§ Task instructions
Collect every line of the records below that contains the word "FAHEM".

* start Entries *

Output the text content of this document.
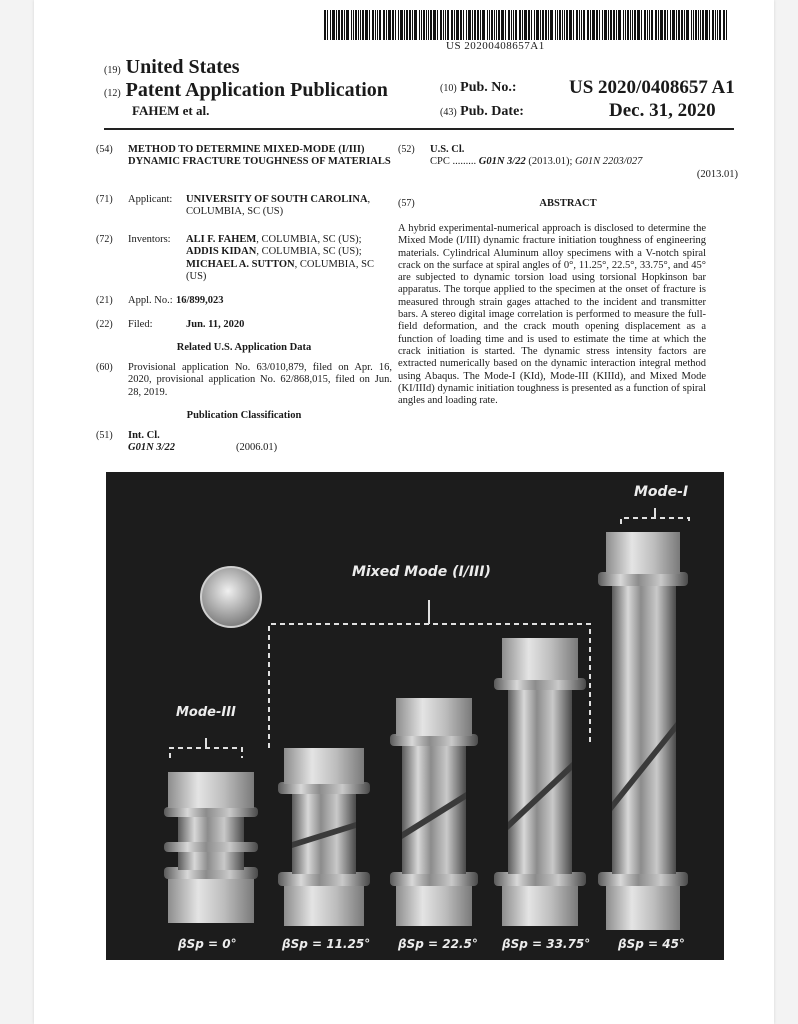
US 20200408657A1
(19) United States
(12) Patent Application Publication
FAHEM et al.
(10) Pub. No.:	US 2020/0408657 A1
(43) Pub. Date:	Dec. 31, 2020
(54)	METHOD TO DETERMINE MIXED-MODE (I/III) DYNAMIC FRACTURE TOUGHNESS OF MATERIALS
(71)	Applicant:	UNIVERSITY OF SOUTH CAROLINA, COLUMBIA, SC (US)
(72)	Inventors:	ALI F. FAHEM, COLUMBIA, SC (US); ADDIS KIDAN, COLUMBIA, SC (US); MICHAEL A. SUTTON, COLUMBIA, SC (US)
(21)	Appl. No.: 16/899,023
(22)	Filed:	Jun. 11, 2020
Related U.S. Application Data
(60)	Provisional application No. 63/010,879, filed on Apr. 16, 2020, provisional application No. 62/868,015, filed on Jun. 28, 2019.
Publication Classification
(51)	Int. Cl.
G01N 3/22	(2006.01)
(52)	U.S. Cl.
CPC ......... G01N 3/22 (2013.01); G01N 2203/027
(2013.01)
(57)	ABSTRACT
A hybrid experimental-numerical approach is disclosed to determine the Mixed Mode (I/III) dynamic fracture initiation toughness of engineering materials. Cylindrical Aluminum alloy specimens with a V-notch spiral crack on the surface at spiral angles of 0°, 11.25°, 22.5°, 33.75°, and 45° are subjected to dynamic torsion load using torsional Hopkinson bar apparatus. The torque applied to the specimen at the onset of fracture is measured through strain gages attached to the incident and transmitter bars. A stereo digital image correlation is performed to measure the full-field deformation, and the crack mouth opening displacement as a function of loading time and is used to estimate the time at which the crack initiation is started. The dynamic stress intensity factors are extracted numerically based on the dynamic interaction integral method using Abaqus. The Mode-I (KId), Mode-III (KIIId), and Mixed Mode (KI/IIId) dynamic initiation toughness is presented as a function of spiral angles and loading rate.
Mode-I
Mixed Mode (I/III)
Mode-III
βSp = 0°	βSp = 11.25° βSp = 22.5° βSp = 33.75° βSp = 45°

* end Entries *

§ Answer to the problem
FAHEM et al.
(72)	Inventors:	ALI F. FAHEM, COLUMBIA, SC (US); ADDIS KIDAN, COLUMBIA, SC (US); MICHAEL A. SUTTON, COLUMBIA, SC (US)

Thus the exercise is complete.